# Task goal
Each line that holds the word "hiển" is to be identified and copied.

====== Entries supplied ======

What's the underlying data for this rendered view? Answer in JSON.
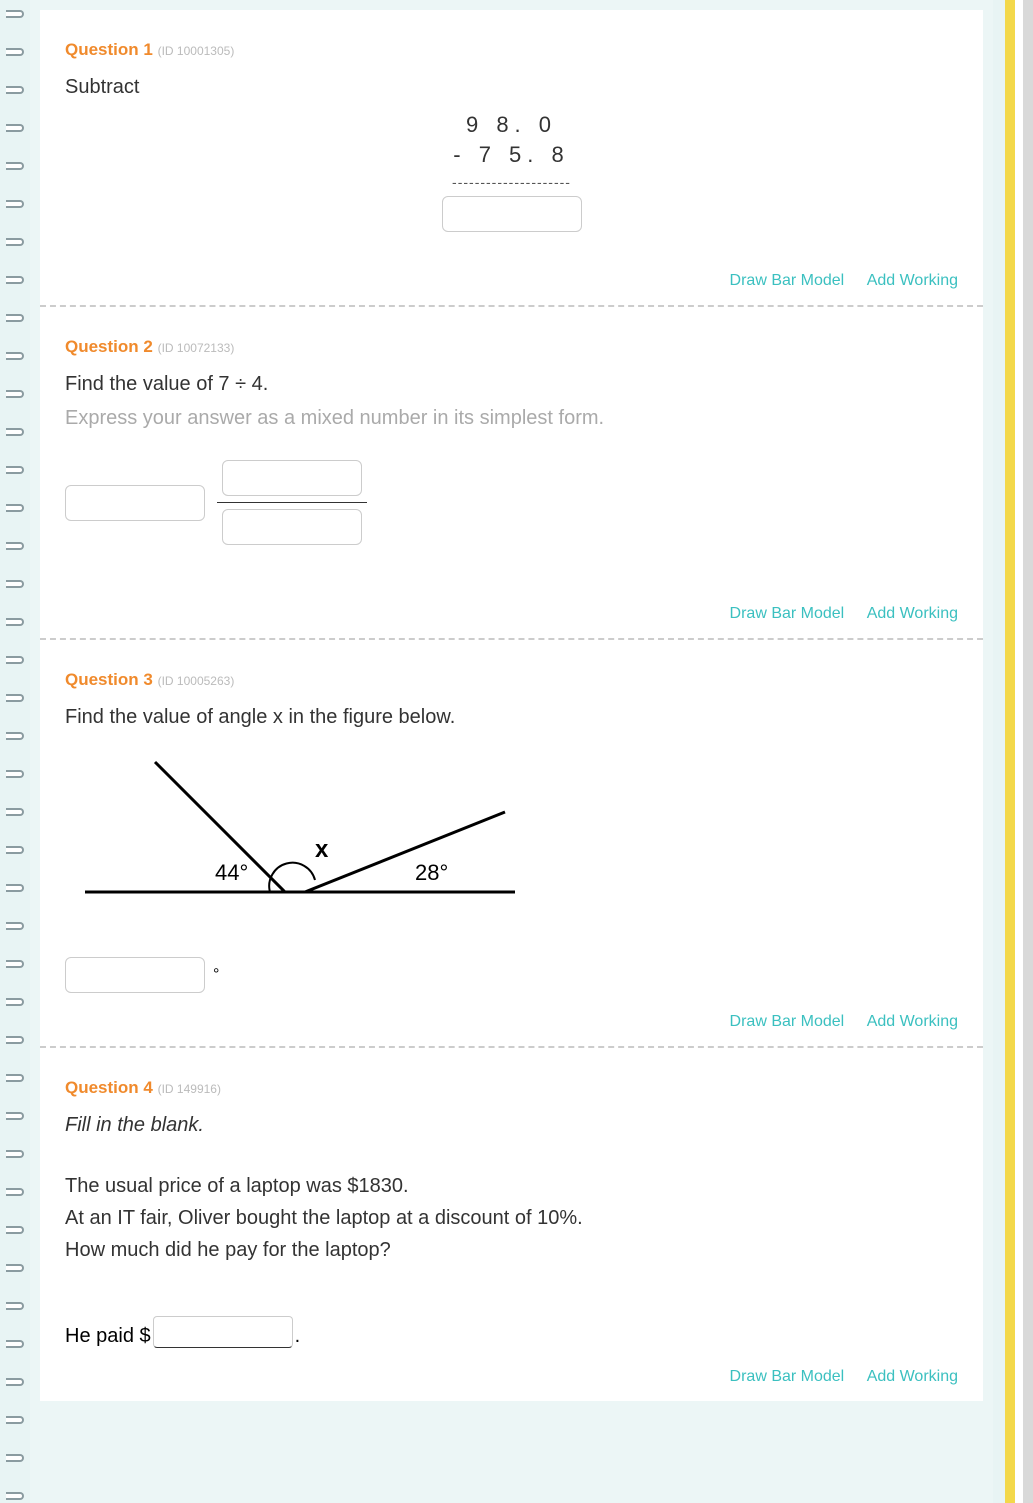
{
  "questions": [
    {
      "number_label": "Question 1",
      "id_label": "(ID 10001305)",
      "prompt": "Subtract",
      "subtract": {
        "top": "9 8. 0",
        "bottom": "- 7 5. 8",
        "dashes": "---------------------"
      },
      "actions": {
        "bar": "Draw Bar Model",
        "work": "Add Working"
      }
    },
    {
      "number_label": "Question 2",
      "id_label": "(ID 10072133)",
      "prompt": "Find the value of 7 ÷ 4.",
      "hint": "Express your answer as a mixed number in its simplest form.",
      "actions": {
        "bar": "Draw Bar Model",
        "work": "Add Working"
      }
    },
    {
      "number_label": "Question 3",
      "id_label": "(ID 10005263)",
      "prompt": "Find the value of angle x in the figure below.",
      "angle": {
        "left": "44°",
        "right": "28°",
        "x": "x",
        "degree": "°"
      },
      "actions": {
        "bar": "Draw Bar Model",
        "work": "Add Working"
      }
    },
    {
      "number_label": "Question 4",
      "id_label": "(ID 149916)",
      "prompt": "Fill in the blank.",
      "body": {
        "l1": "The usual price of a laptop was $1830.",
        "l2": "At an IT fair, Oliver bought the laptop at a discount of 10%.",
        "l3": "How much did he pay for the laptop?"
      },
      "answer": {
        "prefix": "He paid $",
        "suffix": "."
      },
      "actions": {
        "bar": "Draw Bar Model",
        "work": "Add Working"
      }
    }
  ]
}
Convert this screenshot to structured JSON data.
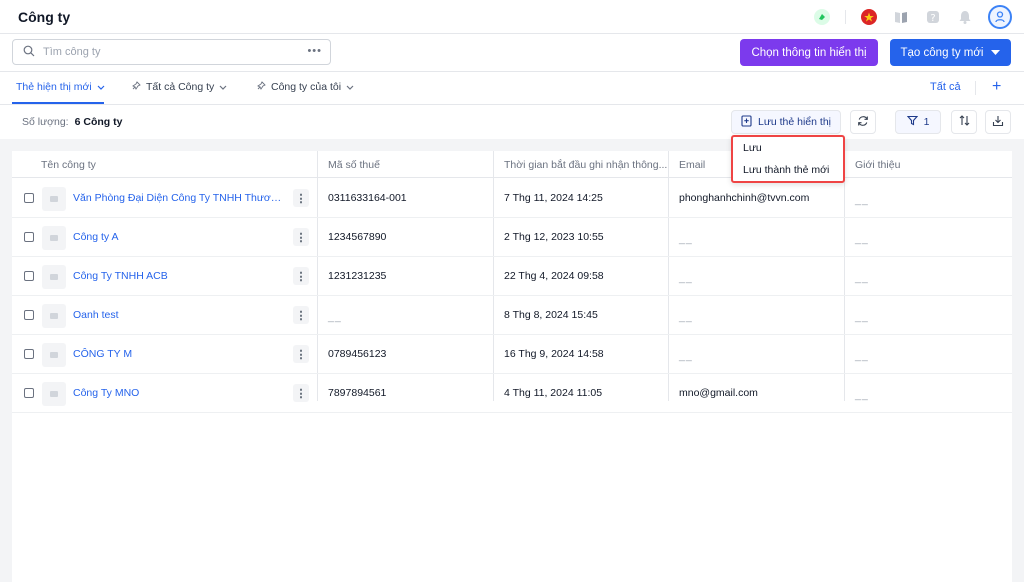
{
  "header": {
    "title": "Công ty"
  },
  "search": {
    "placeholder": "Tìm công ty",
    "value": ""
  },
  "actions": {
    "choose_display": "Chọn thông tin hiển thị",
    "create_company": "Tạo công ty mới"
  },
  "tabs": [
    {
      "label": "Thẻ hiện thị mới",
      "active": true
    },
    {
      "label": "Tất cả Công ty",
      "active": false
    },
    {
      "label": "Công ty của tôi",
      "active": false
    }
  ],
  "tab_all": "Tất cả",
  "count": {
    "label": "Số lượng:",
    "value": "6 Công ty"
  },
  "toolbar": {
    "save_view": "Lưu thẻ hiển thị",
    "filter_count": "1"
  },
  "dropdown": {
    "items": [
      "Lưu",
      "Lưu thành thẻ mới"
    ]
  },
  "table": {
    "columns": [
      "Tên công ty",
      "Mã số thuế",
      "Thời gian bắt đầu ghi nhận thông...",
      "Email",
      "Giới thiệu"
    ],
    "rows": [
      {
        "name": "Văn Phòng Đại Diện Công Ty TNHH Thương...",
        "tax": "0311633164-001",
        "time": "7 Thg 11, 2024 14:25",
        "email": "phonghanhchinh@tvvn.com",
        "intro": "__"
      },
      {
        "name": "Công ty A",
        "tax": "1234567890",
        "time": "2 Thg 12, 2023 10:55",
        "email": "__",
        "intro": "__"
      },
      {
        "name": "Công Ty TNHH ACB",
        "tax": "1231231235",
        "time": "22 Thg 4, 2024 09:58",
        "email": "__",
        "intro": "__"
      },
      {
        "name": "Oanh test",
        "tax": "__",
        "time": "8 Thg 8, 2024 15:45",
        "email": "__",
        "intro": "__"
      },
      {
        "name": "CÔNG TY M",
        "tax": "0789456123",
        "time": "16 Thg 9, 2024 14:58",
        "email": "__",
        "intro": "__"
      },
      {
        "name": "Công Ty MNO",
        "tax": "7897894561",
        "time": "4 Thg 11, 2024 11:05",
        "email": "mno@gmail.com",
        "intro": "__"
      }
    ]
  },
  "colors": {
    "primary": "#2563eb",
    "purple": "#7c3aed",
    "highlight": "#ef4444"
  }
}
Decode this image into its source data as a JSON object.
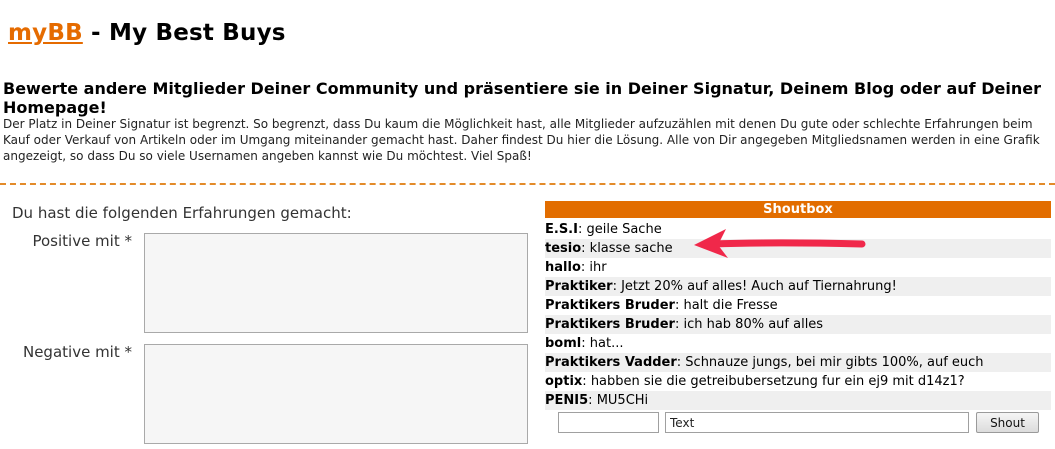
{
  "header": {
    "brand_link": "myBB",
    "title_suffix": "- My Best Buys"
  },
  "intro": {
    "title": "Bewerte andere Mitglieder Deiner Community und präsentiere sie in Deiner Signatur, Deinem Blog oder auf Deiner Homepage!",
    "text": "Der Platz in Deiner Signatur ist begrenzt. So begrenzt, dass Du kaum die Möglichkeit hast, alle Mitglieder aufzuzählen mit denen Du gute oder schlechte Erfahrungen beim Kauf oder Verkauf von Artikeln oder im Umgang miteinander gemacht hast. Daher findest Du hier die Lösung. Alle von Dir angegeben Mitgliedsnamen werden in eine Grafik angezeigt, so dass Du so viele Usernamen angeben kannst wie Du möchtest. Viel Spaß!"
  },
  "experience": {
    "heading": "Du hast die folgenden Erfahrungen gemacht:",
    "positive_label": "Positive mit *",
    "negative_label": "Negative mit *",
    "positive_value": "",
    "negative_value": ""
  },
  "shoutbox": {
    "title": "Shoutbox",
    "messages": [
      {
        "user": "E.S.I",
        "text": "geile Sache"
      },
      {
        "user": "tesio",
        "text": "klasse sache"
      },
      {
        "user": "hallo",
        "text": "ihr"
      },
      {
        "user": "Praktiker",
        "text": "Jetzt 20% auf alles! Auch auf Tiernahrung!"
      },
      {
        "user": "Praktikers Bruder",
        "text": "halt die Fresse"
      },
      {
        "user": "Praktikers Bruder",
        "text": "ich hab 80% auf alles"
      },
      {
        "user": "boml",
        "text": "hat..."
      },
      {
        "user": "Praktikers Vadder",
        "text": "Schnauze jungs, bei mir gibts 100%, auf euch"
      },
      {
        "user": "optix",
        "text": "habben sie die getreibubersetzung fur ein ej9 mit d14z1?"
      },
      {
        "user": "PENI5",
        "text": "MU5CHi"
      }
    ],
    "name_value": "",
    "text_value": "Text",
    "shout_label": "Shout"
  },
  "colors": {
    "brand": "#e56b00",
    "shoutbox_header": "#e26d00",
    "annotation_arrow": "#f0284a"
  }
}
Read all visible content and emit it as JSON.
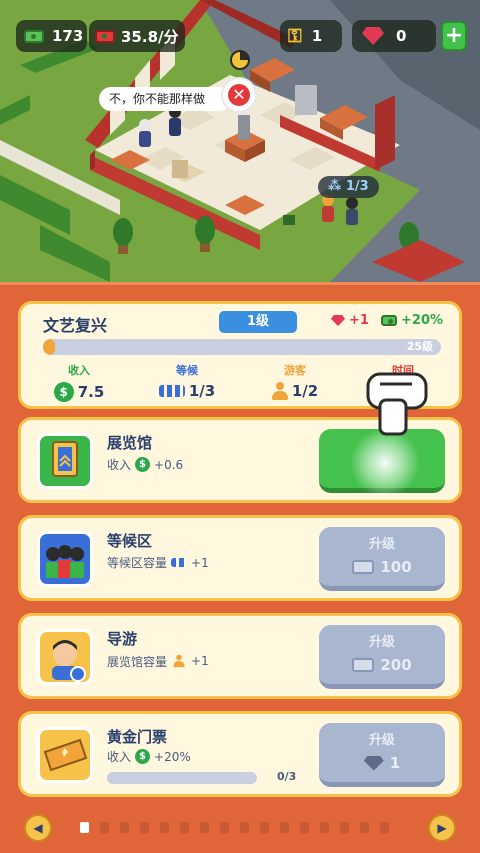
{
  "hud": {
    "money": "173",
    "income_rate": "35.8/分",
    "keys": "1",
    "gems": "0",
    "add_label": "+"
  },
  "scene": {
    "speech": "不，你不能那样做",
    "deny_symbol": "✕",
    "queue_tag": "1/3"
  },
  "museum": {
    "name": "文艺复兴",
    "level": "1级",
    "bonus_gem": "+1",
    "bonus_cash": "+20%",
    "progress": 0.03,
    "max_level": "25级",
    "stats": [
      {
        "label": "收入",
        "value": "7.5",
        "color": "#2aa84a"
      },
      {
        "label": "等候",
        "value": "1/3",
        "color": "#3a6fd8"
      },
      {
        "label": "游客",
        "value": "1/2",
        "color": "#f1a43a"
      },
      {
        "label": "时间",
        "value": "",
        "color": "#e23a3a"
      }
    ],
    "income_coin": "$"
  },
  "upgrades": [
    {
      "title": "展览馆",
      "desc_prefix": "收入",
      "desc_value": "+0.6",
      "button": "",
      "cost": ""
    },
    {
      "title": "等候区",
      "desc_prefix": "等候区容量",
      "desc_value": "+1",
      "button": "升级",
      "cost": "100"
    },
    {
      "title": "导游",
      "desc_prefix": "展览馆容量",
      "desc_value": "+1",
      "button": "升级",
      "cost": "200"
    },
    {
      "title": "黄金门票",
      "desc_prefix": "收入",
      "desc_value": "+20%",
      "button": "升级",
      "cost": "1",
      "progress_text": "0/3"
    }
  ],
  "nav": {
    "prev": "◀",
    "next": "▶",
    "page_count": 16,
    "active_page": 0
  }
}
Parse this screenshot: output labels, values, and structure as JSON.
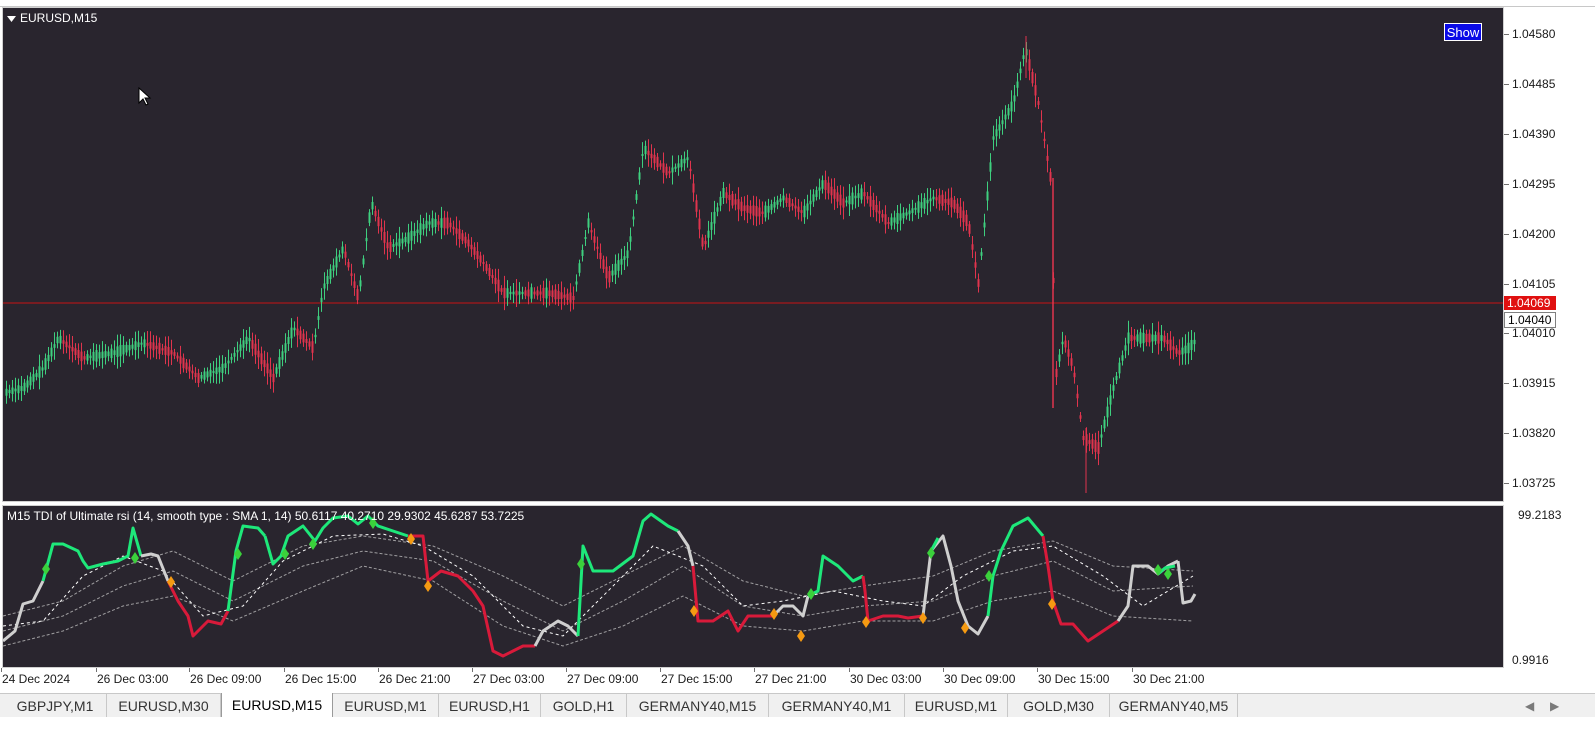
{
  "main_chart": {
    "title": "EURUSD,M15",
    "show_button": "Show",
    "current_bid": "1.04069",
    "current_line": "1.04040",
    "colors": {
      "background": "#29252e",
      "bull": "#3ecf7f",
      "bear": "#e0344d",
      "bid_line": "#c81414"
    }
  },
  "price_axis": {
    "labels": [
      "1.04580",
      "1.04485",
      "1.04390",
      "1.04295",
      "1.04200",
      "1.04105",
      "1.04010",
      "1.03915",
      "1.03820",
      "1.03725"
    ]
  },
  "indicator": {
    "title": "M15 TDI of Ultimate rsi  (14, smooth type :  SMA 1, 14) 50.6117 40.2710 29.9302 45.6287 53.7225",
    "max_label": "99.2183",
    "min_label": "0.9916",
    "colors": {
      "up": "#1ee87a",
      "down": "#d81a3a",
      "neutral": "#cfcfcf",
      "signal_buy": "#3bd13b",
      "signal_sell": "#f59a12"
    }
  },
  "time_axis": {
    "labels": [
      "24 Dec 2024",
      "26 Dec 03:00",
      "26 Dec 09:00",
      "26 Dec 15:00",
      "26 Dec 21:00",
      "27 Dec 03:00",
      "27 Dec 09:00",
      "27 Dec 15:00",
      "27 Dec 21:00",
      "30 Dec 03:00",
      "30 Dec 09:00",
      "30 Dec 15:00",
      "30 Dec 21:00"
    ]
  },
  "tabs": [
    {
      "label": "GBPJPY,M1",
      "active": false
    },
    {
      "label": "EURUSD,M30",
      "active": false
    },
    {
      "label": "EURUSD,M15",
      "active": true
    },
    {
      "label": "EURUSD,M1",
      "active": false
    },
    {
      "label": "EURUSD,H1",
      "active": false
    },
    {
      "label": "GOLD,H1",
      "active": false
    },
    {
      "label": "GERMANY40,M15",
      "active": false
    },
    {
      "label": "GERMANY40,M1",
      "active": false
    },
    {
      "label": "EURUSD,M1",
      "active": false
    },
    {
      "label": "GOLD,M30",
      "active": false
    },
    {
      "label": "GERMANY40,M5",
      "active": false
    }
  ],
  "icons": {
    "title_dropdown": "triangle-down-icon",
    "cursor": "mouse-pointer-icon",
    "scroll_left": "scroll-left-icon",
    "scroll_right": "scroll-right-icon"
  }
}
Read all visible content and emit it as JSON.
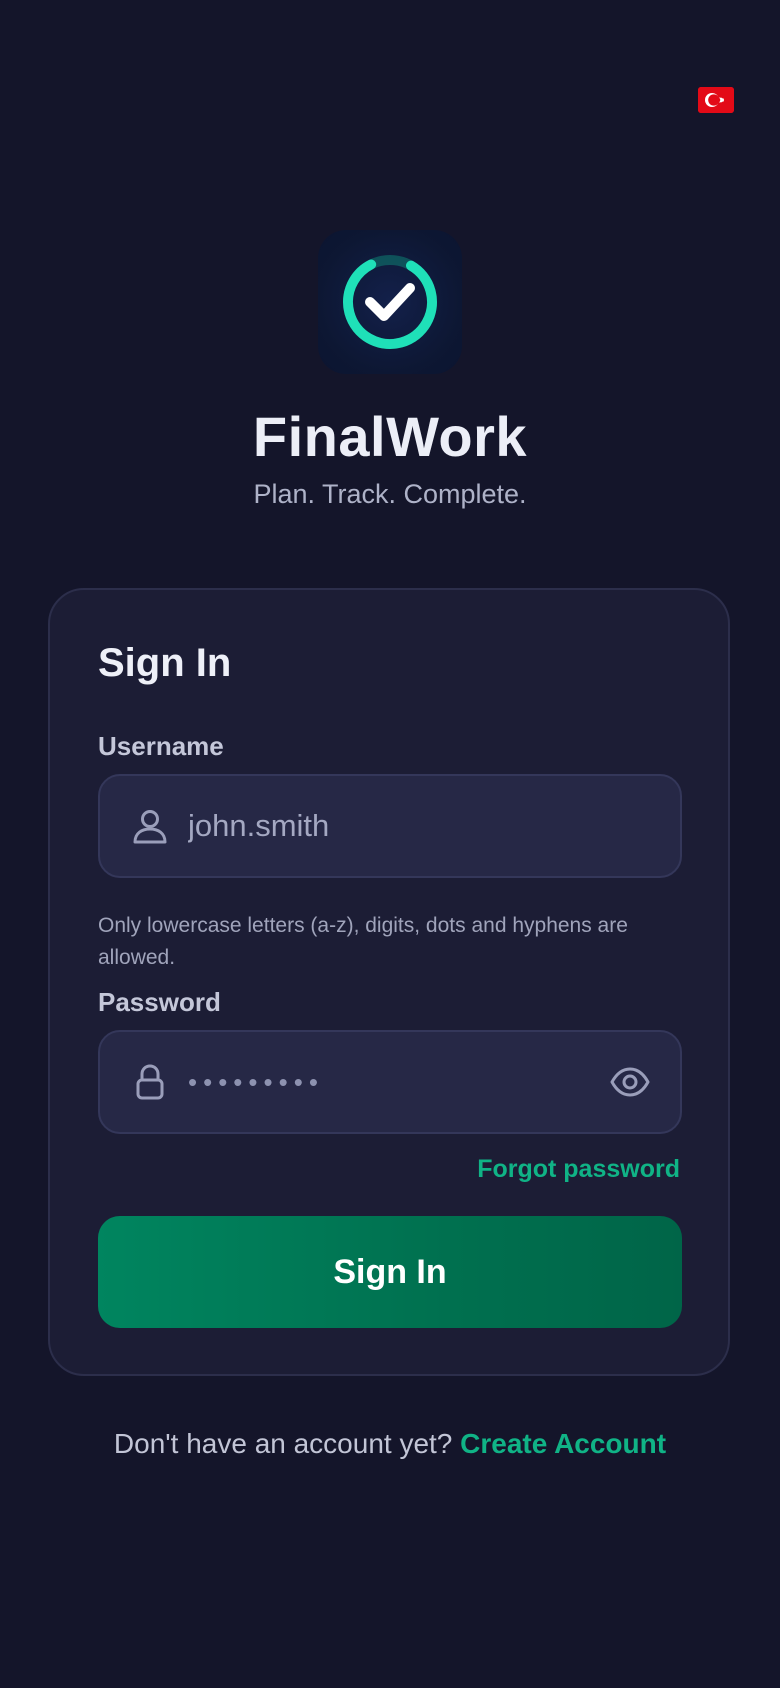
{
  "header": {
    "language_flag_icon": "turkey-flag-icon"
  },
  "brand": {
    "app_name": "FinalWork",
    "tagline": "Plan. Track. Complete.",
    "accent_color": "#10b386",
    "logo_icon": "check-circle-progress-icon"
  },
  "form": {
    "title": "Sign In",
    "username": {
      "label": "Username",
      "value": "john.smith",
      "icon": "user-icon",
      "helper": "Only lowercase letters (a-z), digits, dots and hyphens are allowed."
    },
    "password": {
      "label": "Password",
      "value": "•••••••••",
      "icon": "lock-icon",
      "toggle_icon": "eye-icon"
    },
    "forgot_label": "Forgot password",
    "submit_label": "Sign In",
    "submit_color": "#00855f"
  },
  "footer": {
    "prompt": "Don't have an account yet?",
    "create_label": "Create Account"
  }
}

======

# Worked solution
    "choose_display": "Chọn thông tin hiển thị",
    "save_view": "Lưu thẻ hiển thị",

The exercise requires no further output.